━━━ READING PASSAGE
Shun-Zheng Yu , in Hidden Semi-Markov Models, 2016

5.2.1 Smoothed Probabilities

The joint probability that state $(i,d)$ transits to state $j$ at time $t+1$ and observation sequence takes $o_{1:T}$ given the model parameters is

$\begin{array}{ll}{\xi }_t(i,d;j)\hfill & \equiv P[S_{[t-d+1:t}=i,S_{t+1}=j,o_{1:T}|\lambda ]\hfill \\ \hfill & ={\stackrel{⌢}{\alpha }}_t(i,d)a_{ij}(d)b_j(o_{t+1}){\stackrel{⌢}{\beta }}_{t+1}(j,1),i\ne j\hfill \end{array}$

and

${\xi }_t(i,d;i)={\stackrel{⌢}{\alpha }}_t(i,d)a_{ii}(d)b_i(o_{t+1}){\stackrel{⌢}{\beta }}_{t+1}(i,d+1),d\le D-1.$

Then the smoothed probability of state transition from state $(i,d)$ to state $j\ne i$ at time $t+1$ given the model and the observation sequence is ${\xi }_t(i,d;j)/P\left[o_{1:T}\right|\lambda ]$ . The smoothed probability of being in state i for duration d at time $t$ given the model and the observation sequence, as defined in Eqn (2.10), is ${\eta }_t(i,d)/P\left[o_{1:T}\right|\lambda ]$ , and we have

${\eta }_t(i,d)={\displaystyle \sum }_{j\in \mathbf{S}\backslash \left\{i\right\}}{\xi }_t(i,d;j)$

We also have ${\xi }_t(i,j)={\displaystyle \sum }_d{\xi }_t(i,d;j)$ and ${\gamma }_t(j)={\gamma }_{t+1}(j)+{\displaystyle \sum }_{i\in \mathbf{S}\backslash \left\{j\right\}}[{\xi }_t(j,i)-{\xi }_t(i,j)]$ , as yielded by Eqn (2.14).
━━━━━━
STATED EXERCISE 1: In the smoothed probabilities passage, which equation defines the smoothed probability of being in state i for duration d at time t?
STATED EXERCISE 2: Please duplicate the part of the smoothed probabilities passage starting with "We also have" and going on through "by Eqn (2.14).".
The entries that follow have nothing to do with the smoothed probabilities passage.
━━━ DATA RECORDS
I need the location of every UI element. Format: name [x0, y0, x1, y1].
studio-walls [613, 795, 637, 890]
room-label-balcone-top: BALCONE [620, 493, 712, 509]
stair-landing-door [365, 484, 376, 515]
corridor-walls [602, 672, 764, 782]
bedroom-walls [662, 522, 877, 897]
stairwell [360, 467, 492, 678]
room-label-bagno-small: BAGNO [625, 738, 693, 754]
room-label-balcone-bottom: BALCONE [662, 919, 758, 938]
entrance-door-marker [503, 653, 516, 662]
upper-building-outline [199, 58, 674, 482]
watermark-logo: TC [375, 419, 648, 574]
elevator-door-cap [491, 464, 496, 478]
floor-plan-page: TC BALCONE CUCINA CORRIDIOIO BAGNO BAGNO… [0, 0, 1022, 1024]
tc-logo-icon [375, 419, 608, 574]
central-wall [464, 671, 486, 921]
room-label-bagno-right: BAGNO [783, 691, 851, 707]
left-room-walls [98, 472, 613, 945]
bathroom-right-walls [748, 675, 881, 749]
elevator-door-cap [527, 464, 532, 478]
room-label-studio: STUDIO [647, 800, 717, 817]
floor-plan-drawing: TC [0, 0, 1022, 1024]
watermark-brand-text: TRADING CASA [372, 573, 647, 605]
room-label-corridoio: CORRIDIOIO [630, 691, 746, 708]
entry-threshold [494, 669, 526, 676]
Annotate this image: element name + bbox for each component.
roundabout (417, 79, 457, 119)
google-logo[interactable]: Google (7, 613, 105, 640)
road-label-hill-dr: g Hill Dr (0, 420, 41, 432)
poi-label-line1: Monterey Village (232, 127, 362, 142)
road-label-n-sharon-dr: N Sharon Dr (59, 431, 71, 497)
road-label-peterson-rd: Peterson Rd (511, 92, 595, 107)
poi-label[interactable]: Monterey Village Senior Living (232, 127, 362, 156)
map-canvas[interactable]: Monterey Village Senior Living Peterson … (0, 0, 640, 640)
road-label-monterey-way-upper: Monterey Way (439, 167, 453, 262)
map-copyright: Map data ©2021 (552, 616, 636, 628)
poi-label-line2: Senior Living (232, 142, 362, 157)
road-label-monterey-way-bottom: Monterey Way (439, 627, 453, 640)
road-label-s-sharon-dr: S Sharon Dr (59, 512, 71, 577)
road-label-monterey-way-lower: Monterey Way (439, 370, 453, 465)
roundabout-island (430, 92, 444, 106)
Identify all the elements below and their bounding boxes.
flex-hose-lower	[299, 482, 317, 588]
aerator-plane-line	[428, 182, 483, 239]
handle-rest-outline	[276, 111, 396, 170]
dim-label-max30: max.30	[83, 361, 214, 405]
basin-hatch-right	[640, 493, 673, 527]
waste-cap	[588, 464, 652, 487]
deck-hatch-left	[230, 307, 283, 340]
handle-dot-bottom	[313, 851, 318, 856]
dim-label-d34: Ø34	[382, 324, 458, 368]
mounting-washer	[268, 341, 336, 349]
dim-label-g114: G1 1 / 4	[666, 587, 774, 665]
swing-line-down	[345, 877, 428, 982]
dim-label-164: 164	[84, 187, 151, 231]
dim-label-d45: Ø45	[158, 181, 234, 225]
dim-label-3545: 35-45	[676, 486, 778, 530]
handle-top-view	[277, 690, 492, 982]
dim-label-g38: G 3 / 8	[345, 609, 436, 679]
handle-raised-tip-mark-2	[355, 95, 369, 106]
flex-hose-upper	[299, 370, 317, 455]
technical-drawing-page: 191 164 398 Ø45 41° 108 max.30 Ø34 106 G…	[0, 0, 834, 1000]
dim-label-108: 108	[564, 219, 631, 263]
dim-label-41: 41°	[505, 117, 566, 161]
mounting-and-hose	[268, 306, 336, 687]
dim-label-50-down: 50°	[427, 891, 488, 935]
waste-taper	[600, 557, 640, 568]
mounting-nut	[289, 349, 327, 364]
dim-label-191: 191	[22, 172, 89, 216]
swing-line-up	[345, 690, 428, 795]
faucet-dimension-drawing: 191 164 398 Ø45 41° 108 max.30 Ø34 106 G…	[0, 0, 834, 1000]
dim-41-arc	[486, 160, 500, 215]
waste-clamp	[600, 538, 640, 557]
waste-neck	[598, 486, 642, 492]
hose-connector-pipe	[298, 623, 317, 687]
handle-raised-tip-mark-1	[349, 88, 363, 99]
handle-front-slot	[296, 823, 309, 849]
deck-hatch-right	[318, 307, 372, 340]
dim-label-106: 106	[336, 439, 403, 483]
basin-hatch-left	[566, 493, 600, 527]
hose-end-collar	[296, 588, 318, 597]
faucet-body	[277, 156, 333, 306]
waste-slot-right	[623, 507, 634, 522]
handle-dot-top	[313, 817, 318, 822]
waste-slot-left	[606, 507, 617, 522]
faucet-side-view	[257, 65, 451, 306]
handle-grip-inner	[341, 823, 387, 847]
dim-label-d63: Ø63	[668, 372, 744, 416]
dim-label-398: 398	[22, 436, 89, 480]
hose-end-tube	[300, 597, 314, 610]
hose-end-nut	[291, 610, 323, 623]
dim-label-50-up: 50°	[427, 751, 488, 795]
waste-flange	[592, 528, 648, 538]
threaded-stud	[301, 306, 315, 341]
━━━━━━
WRITTEN SOLUTION 1: Eqn (2.10)

WRITTEN SOLUTION 2:
We also have ${\xi }_t(i,j)={\displaystyle \sum }_d{\xi }_t(i,d;j)$ and ${\gamma }_t(j)={\gamma }_{t+1}(j)+{\displaystyle \sum }_{i\in \mathbf{S}\backslash \left\{j\right\}}[{\xi }_t(j,i)-{\xi }_t(i,j)]$ , as yielded by Eqn (2.14).